++++ SUPPLIED RECORDS

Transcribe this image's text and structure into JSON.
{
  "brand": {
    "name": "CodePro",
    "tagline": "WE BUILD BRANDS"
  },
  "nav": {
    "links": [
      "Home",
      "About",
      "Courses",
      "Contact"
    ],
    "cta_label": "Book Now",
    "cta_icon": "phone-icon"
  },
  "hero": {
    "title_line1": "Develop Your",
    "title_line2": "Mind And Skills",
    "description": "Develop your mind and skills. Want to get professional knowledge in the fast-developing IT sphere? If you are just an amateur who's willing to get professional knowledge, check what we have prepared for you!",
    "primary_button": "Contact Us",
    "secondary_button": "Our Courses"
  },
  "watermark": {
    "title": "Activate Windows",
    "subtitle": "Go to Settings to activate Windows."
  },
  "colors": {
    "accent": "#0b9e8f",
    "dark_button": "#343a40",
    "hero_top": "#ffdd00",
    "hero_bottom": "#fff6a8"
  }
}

++++++++
++++ SUPPLIED RECORDS

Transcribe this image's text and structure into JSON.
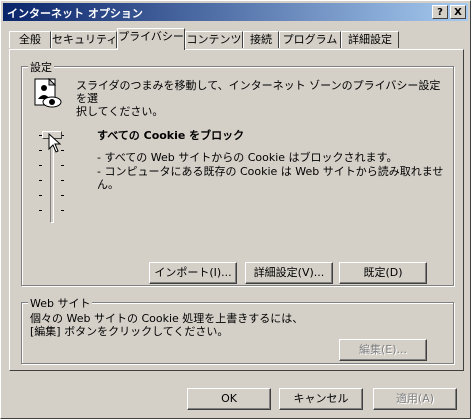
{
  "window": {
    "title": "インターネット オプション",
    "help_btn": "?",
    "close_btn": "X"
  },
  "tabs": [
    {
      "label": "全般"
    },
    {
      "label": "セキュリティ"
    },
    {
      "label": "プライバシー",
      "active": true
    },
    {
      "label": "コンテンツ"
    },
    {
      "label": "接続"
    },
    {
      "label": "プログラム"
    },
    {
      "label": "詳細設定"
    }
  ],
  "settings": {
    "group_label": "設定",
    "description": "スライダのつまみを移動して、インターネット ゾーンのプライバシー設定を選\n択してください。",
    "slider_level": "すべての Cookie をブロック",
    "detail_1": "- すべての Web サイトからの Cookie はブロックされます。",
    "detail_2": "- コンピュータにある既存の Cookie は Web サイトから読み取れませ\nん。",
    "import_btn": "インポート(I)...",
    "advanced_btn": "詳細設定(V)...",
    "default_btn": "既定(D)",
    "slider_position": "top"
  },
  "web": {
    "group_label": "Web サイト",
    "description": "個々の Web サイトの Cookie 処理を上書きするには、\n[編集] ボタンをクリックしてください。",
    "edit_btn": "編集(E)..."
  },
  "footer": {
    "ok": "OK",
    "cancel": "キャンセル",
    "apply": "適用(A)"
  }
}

++++++++

WORK INSTRUCTIONS
In the records above, locate every line with the string "Windows" and copy it.

FULL RESPONSE
    "title": "Activate Windows",
    "subtitle": "Go to Settings to activate Windows."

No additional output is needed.